Below are the records; copy each line in them that holds the word "name".
*-*-*
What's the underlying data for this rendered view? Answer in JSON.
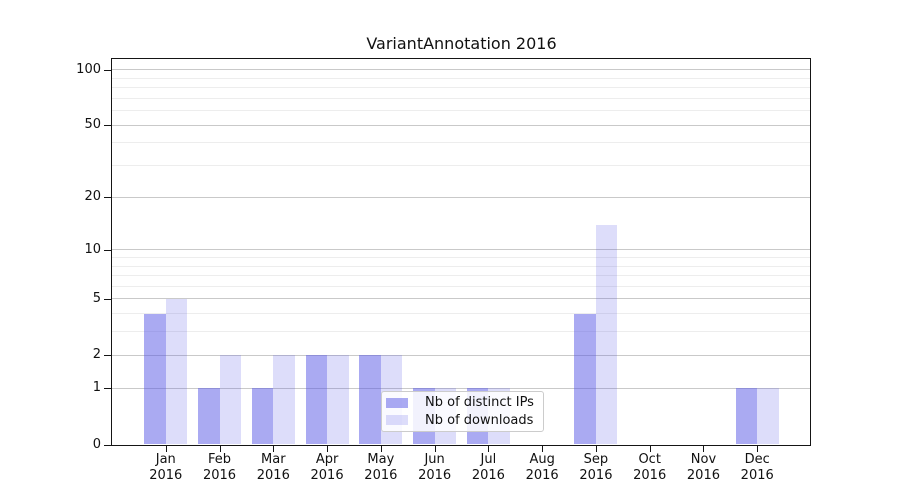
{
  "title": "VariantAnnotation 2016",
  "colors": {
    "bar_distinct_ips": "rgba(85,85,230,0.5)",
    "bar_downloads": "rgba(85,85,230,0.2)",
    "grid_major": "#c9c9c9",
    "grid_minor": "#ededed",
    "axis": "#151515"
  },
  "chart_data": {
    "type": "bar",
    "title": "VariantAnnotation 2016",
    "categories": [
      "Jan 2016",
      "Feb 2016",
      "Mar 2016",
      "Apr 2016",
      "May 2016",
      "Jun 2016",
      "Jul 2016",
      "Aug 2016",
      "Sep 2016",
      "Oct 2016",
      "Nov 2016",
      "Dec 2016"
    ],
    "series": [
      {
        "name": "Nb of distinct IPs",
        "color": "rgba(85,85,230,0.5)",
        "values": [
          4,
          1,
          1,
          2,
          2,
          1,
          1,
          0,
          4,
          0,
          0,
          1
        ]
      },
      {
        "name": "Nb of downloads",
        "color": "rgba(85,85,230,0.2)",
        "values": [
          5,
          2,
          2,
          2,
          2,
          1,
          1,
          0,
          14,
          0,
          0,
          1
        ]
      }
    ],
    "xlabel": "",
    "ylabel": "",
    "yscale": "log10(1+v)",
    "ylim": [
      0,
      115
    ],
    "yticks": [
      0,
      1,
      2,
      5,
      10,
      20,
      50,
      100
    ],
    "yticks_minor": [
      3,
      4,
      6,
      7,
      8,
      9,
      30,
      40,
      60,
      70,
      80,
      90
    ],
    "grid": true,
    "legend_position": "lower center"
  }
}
*-*-*
* [Exercise solution]:
        "name": "Nb of distinct IPs",
        "name": "Nb of downloads",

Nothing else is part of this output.